— Do this —
Locate the line containing "What text is on this page?" in the data below. Reproduce it and every following line up to the end, exactly as given.

⁂

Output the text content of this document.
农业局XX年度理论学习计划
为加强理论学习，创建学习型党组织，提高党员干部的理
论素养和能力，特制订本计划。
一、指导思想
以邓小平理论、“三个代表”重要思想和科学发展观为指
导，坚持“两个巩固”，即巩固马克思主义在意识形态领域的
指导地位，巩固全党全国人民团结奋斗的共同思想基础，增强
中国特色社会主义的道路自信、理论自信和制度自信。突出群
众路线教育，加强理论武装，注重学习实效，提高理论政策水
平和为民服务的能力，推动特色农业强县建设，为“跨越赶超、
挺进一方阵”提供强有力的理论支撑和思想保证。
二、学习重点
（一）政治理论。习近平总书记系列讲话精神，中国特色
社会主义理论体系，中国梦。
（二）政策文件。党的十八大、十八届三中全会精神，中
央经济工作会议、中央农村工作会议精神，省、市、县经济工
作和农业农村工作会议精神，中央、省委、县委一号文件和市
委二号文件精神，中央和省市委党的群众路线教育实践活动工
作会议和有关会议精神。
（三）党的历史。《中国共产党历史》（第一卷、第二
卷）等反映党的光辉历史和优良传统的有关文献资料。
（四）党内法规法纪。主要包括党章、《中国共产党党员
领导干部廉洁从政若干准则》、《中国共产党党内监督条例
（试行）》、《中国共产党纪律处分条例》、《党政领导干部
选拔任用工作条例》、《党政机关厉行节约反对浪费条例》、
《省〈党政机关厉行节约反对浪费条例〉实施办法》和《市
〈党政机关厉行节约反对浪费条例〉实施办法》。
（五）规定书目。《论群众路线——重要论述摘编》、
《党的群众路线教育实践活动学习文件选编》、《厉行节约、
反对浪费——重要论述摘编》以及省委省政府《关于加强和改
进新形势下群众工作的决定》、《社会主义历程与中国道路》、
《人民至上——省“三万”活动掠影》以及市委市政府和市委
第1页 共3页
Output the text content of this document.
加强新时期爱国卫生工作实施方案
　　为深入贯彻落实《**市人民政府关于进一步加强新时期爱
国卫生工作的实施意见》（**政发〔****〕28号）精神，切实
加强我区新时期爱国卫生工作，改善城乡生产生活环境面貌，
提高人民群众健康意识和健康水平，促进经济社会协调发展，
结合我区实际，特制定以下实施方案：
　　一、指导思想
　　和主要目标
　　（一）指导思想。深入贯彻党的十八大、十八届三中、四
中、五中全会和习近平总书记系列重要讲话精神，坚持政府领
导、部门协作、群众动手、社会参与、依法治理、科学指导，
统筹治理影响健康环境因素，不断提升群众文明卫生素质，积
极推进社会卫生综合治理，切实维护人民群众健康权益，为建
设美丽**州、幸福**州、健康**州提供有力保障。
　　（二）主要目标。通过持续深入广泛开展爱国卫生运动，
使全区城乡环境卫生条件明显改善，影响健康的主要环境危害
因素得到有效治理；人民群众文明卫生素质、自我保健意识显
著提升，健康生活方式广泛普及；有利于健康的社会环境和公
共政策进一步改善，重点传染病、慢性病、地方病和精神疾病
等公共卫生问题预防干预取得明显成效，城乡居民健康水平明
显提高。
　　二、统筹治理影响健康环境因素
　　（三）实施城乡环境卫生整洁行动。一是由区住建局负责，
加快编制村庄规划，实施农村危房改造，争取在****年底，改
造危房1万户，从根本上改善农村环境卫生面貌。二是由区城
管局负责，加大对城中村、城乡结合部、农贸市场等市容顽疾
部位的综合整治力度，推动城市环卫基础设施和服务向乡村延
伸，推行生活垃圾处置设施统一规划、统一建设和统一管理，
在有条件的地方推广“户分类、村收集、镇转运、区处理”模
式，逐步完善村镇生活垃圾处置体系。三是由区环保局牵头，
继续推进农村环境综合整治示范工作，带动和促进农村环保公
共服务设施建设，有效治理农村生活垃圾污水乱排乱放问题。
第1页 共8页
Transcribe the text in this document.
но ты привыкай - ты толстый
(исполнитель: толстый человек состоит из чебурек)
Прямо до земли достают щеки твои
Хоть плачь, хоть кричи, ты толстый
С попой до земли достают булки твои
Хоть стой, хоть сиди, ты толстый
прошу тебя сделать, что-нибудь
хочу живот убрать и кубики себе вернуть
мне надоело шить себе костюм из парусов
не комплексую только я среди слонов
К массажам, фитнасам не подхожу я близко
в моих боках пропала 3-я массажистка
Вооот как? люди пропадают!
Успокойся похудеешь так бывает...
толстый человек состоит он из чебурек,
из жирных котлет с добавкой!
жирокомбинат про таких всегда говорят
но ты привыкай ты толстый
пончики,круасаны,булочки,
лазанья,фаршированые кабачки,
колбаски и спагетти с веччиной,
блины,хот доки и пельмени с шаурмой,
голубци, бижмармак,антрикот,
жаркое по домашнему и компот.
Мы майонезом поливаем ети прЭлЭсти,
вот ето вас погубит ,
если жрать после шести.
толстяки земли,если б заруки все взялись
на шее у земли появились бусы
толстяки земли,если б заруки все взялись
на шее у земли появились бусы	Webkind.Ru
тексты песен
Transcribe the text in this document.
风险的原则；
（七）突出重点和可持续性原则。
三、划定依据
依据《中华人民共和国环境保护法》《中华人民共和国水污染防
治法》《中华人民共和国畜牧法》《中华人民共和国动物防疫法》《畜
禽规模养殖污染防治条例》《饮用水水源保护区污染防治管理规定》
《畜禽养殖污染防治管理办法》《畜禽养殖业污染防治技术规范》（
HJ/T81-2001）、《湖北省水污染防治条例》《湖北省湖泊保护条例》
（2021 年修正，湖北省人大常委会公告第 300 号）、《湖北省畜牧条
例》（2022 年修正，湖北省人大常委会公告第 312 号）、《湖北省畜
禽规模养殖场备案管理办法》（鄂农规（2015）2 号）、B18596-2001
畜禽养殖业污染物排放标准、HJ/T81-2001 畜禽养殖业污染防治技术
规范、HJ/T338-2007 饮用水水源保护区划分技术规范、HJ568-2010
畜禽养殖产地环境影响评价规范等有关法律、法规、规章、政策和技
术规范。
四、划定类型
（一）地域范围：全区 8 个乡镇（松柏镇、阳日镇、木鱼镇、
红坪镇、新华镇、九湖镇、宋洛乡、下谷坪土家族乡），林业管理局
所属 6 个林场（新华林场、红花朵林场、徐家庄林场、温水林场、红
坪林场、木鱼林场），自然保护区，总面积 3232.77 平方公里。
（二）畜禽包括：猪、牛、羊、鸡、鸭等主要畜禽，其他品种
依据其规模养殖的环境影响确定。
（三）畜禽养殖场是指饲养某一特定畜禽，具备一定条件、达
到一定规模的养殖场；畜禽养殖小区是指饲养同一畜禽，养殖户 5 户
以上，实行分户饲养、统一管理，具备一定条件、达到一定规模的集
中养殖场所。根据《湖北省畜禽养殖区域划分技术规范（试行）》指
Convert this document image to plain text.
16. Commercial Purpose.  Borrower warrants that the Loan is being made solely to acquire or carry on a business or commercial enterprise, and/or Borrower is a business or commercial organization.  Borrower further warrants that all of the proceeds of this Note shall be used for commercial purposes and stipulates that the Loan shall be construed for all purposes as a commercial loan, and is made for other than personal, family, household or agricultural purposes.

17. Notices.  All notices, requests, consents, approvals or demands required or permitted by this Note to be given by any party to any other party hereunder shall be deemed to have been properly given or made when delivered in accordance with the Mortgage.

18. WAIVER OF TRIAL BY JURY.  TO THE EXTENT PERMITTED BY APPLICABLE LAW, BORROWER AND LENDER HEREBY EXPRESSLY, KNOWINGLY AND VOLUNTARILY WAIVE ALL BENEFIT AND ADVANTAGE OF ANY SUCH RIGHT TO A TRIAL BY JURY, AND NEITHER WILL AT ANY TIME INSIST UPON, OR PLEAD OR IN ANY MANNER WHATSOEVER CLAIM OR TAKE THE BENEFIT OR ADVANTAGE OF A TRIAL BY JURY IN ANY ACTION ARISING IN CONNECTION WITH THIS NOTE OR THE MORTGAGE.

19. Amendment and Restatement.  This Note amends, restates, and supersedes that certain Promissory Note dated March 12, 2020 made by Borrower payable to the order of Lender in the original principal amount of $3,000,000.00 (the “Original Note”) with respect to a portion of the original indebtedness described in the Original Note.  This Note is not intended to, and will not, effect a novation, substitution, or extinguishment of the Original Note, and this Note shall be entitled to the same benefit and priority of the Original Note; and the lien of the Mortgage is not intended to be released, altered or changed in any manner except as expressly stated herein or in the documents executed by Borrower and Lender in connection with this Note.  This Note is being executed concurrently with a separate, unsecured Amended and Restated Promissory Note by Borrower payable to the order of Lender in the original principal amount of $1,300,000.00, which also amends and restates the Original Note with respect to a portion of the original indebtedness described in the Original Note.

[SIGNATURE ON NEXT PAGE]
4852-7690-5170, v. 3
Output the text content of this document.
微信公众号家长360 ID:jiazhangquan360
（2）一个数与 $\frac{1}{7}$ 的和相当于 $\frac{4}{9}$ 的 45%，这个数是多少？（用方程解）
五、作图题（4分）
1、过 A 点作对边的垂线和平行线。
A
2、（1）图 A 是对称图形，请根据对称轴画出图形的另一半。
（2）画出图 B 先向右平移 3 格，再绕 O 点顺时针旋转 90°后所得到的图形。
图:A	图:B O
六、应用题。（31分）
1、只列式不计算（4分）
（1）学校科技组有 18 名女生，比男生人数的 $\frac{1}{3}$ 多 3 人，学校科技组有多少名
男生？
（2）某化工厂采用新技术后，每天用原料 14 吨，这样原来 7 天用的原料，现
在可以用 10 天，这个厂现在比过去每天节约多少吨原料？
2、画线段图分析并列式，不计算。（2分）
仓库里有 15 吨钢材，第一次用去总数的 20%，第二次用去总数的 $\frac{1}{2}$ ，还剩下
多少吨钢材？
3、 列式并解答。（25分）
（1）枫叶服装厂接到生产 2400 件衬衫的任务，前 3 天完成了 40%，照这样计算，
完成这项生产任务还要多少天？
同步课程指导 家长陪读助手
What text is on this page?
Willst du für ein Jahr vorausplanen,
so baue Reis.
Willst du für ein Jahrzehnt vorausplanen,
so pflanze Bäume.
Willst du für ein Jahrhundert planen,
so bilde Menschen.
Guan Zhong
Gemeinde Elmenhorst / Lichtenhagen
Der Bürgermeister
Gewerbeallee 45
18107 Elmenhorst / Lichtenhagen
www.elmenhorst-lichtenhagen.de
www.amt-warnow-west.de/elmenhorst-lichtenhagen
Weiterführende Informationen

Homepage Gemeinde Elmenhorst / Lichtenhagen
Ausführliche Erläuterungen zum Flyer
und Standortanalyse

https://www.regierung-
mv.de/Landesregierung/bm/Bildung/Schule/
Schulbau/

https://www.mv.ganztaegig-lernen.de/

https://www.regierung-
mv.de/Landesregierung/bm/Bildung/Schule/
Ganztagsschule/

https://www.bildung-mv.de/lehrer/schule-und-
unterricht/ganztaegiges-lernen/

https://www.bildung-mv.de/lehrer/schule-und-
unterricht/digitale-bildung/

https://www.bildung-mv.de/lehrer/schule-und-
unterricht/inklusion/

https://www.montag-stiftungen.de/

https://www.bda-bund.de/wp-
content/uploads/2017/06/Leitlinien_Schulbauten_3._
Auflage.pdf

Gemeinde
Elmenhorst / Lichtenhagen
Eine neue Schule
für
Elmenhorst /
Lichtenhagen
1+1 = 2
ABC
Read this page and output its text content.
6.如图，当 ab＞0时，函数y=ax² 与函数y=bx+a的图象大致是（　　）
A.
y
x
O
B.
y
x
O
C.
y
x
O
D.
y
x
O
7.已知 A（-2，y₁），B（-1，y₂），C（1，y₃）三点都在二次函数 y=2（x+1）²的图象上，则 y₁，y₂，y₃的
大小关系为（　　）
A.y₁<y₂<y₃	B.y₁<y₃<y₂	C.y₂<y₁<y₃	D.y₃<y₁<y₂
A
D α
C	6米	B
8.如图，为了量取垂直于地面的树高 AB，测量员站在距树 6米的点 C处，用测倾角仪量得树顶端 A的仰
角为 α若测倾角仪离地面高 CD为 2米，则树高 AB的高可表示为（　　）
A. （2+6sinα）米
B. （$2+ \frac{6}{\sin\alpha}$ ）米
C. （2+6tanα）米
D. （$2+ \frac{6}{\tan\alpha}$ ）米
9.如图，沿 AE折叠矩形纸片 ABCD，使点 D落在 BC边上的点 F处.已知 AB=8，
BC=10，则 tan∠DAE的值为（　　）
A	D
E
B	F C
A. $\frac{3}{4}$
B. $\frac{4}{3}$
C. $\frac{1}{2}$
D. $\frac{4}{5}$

⁂

— Correct response —
What text is on this page?
Willst du für ein Jahr vorausplanen,
so baue Reis.
Willst du für ein Jahrzehnt vorausplanen,
so pflanze Bäume.
Willst du für ein Jahrhundert planen,
so bilde Menschen.
Guan Zhong
Gemeinde Elmenhorst / Lichtenhagen
Der Bürgermeister
Gewerbeallee 45
18107 Elmenhorst / Lichtenhagen
www.elmenhorst-lichtenhagen.de
www.amt-warnow-west.de/elmenhorst-lichtenhagen
Weiterführende Informationen

Homepage Gemeinde Elmenhorst / Lichtenhagen
Ausführliche Erläuterungen zum Flyer
und Standortanalyse

https://www.regierung-
mv.de/Landesregierung/bm/Bildung/Schule/
Schulbau/

https://www.mv.ganztaegig-lernen.de/

https://www.regierung-
mv.de/Landesregierung/bm/Bildung/Schule/
Ganztagsschule/

https://www.bildung-mv.de/lehrer/schule-und-
unterricht/ganztaegiges-lernen/

https://www.bildung-mv.de/lehrer/schule-und-
unterricht/digitale-bildung/

https://www.bildung-mv.de/lehrer/schule-und-
unterricht/inklusion/

https://www.montag-stiftungen.de/

https://www.bda-bund.de/wp-
content/uploads/2017/06/Leitlinien_Schulbauten_3._
Auflage.pdf

Gemeinde
Elmenhorst / Lichtenhagen
Eine neue Schule
für
Elmenhorst /
Lichtenhagen
1+1 = 2
ABC
Read this page and output its text content.
6.如图，当 ab＞0时，函数y=ax² 与函数y=bx+a的图象大致是（　　）
A.
y
x
O
B.
y
x
O
C.
y
x
O
D.
y
x
O
7.已知 A（-2，y₁），B（-1，y₂），C（1，y₃）三点都在二次函数 y=2（x+1）²的图象上，则 y₁，y₂，y₃的
大小关系为（　　）
A.y₁<y₂<y₃	B.y₁<y₃<y₂	C.y₂<y₁<y₃	D.y₃<y₁<y₂
A
D α
C	6米	B
8.如图，为了量取垂直于地面的树高 AB，测量员站在距树 6米的点 C处，用测倾角仪量得树顶端 A的仰
角为 α若测倾角仪离地面高 CD为 2米，则树高 AB的高可表示为（　　）
A. （2+6sinα）米
B. （$2+ \frac{6}{\sin\alpha}$ ）米
C. （2+6tanα）米
D. （$2+ \frac{6}{\tan\alpha}$ ）米
9.如图，沿 AE折叠矩形纸片 ABCD，使点 D落在 BC边上的点 F处.已知 AB=8，
BC=10，则 tan∠DAE的值为（　　）
A	D
E
B	F C
A. $\frac{3}{4}$
B. $\frac{4}{3}$
C. $\frac{1}{2}$
D. $\frac{4}{5}$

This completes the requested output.